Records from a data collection
* begin *

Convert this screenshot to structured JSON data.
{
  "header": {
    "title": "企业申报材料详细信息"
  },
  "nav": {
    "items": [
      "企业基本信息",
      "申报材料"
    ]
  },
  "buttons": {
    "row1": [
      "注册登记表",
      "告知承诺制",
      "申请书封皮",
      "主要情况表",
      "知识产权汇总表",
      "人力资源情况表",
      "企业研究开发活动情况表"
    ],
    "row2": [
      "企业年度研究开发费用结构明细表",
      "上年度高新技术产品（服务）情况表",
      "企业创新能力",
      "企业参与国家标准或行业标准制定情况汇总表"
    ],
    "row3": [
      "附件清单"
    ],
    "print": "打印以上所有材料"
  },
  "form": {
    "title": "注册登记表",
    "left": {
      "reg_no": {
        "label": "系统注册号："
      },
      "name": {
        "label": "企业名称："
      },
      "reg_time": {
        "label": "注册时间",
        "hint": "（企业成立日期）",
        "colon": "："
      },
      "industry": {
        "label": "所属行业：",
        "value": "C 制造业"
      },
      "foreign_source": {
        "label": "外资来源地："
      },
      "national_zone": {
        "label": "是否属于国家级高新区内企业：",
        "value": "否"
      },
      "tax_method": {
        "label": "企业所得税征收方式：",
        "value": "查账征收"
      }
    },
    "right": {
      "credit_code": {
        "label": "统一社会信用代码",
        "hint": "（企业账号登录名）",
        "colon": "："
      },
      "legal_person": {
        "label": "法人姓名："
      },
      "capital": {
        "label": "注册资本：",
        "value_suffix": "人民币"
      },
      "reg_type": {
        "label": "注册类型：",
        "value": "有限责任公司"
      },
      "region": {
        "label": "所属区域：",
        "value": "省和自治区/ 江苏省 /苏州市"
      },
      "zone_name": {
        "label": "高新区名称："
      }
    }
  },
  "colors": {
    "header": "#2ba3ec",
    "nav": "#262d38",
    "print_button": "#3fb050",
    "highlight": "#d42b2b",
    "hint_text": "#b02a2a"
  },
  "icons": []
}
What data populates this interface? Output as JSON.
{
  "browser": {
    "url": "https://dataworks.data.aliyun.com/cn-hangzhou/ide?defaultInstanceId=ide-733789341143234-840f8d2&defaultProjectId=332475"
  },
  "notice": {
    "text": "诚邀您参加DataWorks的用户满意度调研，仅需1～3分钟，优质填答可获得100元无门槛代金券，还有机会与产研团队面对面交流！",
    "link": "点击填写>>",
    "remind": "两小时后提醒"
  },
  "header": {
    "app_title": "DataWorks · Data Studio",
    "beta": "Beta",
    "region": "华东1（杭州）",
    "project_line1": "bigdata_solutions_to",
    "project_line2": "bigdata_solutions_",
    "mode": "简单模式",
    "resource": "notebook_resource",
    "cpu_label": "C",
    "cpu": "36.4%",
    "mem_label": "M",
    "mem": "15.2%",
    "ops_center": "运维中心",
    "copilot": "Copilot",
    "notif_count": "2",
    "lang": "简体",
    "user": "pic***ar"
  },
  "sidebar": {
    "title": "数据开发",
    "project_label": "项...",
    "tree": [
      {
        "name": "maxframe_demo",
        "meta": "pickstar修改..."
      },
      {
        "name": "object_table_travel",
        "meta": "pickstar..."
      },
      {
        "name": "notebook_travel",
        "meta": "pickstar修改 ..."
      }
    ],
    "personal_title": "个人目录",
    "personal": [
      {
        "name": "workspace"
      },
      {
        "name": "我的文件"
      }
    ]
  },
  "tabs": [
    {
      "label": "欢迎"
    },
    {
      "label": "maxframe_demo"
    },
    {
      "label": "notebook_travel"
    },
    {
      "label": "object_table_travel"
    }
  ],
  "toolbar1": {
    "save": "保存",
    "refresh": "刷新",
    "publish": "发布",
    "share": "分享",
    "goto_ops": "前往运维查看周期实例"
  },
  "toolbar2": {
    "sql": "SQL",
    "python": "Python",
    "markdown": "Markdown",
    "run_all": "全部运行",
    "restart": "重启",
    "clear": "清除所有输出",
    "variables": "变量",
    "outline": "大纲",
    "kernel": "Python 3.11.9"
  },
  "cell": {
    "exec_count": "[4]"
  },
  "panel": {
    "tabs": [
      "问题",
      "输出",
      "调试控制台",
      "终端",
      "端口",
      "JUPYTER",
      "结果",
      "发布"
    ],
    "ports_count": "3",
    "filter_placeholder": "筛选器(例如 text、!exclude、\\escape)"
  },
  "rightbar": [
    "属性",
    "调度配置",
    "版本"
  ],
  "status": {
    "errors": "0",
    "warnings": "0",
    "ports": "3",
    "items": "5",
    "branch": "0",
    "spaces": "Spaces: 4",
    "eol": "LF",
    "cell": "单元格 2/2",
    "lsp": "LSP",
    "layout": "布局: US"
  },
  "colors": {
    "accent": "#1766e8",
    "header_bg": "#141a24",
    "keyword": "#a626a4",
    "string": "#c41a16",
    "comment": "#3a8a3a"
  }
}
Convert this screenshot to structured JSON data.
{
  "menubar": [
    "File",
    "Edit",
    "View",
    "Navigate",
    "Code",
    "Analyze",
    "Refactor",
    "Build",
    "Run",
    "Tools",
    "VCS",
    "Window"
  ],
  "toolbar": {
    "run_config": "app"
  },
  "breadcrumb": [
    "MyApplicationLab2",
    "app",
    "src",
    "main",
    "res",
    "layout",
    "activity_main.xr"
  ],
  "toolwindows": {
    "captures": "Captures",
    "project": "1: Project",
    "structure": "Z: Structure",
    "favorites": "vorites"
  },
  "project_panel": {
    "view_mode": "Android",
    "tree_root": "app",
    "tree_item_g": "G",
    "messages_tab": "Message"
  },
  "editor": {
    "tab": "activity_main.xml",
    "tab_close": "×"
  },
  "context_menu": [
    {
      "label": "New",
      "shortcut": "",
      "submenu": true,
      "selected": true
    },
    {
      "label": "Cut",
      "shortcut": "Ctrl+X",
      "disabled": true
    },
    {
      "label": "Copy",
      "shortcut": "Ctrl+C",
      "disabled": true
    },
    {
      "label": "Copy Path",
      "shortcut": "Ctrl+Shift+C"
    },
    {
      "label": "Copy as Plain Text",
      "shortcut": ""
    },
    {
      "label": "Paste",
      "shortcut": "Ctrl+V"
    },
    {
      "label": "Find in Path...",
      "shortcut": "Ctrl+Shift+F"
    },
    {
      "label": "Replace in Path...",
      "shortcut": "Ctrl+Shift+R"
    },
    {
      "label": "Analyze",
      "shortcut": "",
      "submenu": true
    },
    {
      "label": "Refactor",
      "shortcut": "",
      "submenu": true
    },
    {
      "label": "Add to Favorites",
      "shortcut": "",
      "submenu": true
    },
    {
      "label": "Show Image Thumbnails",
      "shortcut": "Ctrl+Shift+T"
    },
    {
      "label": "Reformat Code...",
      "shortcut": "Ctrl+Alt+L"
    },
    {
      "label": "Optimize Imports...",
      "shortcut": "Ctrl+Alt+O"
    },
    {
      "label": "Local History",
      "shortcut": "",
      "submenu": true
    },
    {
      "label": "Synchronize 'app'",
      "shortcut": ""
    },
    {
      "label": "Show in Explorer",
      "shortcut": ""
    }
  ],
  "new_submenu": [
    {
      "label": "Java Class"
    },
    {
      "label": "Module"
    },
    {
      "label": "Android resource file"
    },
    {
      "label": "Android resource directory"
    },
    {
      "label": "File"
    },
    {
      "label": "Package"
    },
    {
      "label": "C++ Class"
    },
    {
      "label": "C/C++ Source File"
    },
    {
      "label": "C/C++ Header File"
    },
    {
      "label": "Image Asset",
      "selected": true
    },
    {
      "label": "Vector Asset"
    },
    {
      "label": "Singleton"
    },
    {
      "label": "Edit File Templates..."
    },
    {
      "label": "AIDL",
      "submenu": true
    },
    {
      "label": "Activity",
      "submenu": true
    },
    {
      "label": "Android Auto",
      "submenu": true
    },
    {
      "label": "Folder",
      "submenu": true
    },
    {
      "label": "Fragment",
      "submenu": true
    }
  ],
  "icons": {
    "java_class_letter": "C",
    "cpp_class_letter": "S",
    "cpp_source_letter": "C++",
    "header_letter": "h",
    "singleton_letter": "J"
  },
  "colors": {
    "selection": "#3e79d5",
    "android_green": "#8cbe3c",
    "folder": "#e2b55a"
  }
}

* end *

Search the lines above for the string "meta" and copy each line that has it.

        "meta": "pickstar修改..."
        "meta": "pickstar..."
        "meta": "pickstar修改 ..."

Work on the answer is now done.